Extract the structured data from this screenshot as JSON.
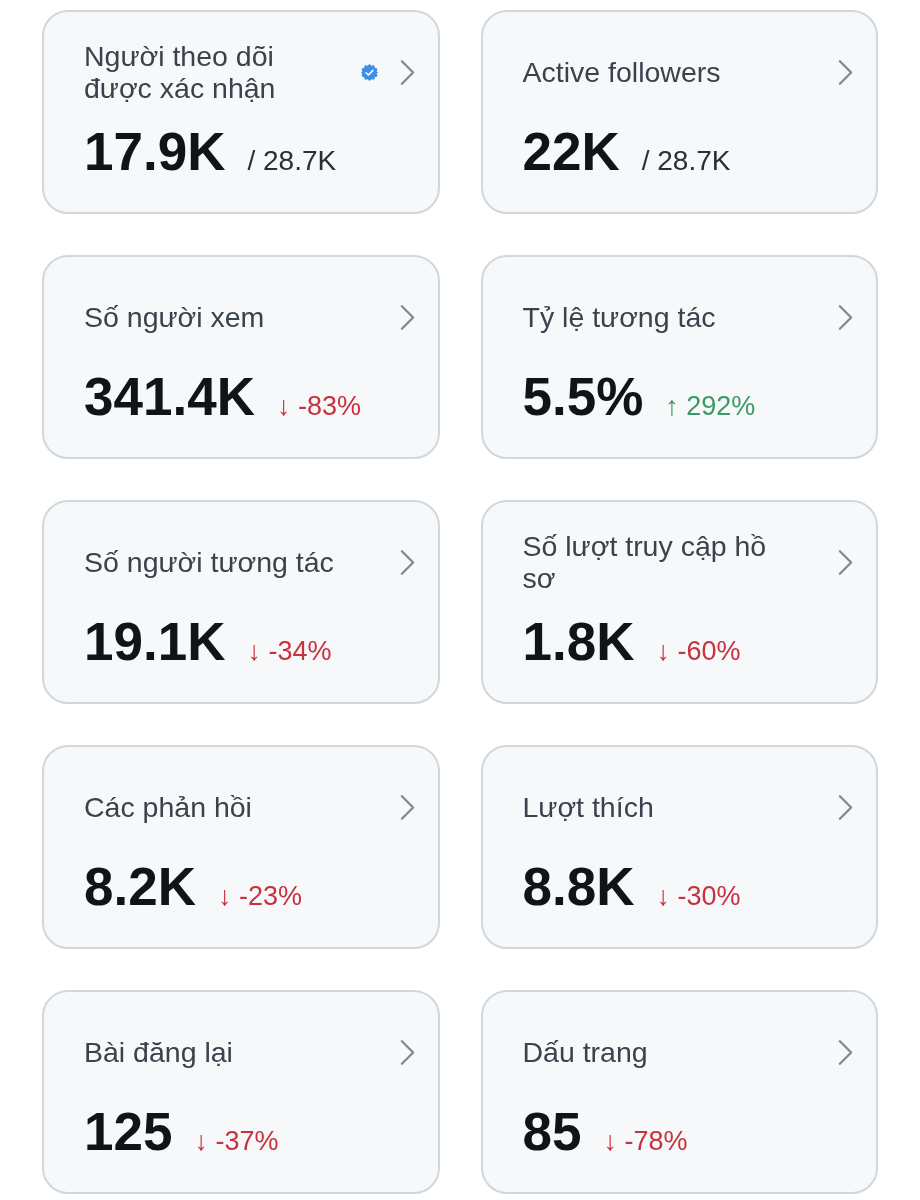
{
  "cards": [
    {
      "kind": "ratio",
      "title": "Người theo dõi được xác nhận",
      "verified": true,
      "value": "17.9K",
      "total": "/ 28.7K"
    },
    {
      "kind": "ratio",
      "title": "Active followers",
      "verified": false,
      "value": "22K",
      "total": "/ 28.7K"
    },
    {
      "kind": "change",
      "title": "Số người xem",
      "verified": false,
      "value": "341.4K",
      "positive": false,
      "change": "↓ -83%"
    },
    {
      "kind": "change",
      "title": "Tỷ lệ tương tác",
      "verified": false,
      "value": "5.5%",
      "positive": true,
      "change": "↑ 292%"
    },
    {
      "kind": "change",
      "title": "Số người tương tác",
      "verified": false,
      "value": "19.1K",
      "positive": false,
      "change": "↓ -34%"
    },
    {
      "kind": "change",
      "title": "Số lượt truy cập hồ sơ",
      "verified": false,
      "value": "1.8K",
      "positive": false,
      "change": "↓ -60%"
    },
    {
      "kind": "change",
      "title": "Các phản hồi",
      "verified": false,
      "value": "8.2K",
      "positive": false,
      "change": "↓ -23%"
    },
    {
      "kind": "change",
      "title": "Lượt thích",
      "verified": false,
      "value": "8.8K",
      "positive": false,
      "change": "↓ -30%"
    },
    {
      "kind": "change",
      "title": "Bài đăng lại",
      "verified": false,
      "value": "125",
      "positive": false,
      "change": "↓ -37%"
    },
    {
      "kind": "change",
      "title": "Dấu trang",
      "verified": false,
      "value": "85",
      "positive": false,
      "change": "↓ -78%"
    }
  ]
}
****************************************
# [Set task]
In your copy of the listing above, reproduce each line exactly and omit all pictures.

# [Answer to this problem]
Extract the structured data from this screenshot as JSON.
{
  "cards": [
    {
      "kind": "ratio",
      "title": "Người theo dõi được xác nhận",
      "verified": true,
      "value": "17.9K",
      "total": "/ 28.7K"
    },
    {
      "kind": "ratio",
      "title": "Active followers",
      "verified": false,
      "value": "22K",
      "total": "/ 28.7K"
    },
    {
      "kind": "change",
      "title": "Số người xem",
      "verified": false,
      "value": "341.4K",
      "positive": false,
      "change": "↓ -83%"
    },
    {
      "kind": "change",
      "title": "Tỷ lệ tương tác",
      "verified": false,
      "value": "5.5%",
      "positive": true,
      "change": "↑ 292%"
    },
    {
      "kind": "change",
      "title": "Số người tương tác",
      "verified": false,
      "value": "19.1K",
      "positive": false,
      "change": "↓ -34%"
    },
    {
      "kind": "change",
      "title": "Số lượt truy cập hồ sơ",
      "verified": false,
      "value": "1.8K",
      "positive": false,
      "change": "↓ -60%"
    },
    {
      "kind": "change",
      "title": "Các phản hồi",
      "verified": false,
      "value": "8.2K",
      "positive": false,
      "change": "↓ -23%"
    },
    {
      "kind": "change",
      "title": "Lượt thích",
      "verified": false,
      "value": "8.8K",
      "positive": false,
      "change": "↓ -30%"
    },
    {
      "kind": "change",
      "title": "Bài đăng lại",
      "verified": false,
      "value": "125",
      "positive": false,
      "change": "↓ -37%"
    },
    {
      "kind": "change",
      "title": "Dấu trang",
      "verified": false,
      "value": "85",
      "positive": false,
      "change": "↓ -78%"
    }
  ]
}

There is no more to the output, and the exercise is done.